- **Exercise goal**:
Note each line of the listing that contains the string "JSON", and copy it.

━━━━━━━━━━━━━━━━━━━━

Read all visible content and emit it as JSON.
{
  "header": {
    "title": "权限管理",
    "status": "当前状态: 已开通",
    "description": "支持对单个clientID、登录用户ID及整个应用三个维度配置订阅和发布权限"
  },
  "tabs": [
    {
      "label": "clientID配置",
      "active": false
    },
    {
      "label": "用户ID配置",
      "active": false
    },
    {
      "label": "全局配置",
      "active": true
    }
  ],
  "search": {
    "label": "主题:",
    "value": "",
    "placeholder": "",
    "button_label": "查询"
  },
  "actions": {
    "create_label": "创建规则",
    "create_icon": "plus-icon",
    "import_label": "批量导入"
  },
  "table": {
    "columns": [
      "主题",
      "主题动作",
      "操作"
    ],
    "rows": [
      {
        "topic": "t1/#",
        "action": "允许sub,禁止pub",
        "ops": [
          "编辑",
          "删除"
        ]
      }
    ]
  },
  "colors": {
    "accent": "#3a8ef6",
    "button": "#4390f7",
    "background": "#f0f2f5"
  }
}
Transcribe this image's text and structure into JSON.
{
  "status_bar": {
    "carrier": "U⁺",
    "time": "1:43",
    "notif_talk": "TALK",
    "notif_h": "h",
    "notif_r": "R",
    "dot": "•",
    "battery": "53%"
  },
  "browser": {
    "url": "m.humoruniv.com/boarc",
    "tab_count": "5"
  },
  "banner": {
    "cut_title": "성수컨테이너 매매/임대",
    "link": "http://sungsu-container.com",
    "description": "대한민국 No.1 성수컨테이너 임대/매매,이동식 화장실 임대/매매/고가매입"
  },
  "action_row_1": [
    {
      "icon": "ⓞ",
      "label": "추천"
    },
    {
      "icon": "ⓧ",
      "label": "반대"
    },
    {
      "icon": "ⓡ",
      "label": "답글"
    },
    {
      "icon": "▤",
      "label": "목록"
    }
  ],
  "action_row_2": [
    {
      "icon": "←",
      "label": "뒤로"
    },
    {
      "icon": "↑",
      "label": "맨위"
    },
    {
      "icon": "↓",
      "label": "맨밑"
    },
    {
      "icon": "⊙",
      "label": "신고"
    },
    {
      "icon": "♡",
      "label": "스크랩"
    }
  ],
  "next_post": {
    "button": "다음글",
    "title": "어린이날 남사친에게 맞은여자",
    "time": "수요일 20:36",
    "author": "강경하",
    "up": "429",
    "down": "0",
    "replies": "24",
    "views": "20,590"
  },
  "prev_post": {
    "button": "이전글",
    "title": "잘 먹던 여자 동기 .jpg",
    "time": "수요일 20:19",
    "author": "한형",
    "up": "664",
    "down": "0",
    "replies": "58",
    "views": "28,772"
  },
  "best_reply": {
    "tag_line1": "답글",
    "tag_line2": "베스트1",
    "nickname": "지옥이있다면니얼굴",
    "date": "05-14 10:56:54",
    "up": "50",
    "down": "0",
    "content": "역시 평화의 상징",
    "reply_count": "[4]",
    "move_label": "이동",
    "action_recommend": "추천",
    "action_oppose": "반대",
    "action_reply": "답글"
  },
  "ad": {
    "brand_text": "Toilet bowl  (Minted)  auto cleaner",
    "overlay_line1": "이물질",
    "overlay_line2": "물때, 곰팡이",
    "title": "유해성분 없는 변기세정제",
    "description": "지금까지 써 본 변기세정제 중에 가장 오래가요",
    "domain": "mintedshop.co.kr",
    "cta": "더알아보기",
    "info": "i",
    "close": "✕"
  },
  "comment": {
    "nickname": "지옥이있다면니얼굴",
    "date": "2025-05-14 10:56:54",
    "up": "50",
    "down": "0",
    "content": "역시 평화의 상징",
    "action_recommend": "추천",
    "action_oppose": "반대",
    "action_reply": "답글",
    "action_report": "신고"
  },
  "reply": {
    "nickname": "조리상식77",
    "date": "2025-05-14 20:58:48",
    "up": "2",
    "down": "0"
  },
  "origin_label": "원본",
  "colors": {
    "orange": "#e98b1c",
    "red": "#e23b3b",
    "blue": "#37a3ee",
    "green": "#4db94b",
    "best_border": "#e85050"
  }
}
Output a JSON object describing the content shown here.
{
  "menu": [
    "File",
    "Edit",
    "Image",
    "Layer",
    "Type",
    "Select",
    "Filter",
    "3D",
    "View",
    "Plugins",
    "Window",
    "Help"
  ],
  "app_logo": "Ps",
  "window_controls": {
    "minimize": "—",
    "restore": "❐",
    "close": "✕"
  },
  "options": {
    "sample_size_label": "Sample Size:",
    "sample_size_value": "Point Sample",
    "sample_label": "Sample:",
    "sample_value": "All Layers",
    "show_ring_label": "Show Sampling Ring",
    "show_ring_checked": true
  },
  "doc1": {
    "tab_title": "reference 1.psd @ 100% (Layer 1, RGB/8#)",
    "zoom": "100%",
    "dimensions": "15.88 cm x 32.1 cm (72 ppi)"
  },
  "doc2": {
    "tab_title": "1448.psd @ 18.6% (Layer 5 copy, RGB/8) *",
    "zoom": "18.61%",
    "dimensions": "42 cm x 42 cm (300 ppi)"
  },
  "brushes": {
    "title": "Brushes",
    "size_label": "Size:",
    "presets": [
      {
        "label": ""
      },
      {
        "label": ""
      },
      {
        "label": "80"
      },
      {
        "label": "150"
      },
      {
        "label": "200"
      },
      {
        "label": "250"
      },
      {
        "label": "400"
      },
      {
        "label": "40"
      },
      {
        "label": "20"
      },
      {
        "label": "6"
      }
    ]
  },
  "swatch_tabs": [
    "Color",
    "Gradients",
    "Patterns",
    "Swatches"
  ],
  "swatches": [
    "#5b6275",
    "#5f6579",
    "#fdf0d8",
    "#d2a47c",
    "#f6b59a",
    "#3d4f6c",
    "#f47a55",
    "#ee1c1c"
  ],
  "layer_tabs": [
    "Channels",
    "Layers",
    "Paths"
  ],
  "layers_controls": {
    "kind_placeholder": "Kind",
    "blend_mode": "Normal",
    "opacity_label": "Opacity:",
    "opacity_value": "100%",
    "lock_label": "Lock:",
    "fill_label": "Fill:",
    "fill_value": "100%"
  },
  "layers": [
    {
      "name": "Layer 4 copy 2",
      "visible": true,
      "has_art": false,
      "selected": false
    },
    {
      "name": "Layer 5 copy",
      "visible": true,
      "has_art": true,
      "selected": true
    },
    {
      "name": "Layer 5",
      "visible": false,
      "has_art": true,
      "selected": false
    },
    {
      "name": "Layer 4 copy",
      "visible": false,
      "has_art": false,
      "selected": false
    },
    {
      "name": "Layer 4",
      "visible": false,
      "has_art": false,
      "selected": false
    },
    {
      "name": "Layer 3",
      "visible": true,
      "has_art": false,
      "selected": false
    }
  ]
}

━━━━━━━━━━━━━━━━━━━━

- **Answer to this exercise**:
Read all visible content and emit it as JSON.
Transcribe this image's text and structure into JSON.
Output a JSON object describing the content shown here.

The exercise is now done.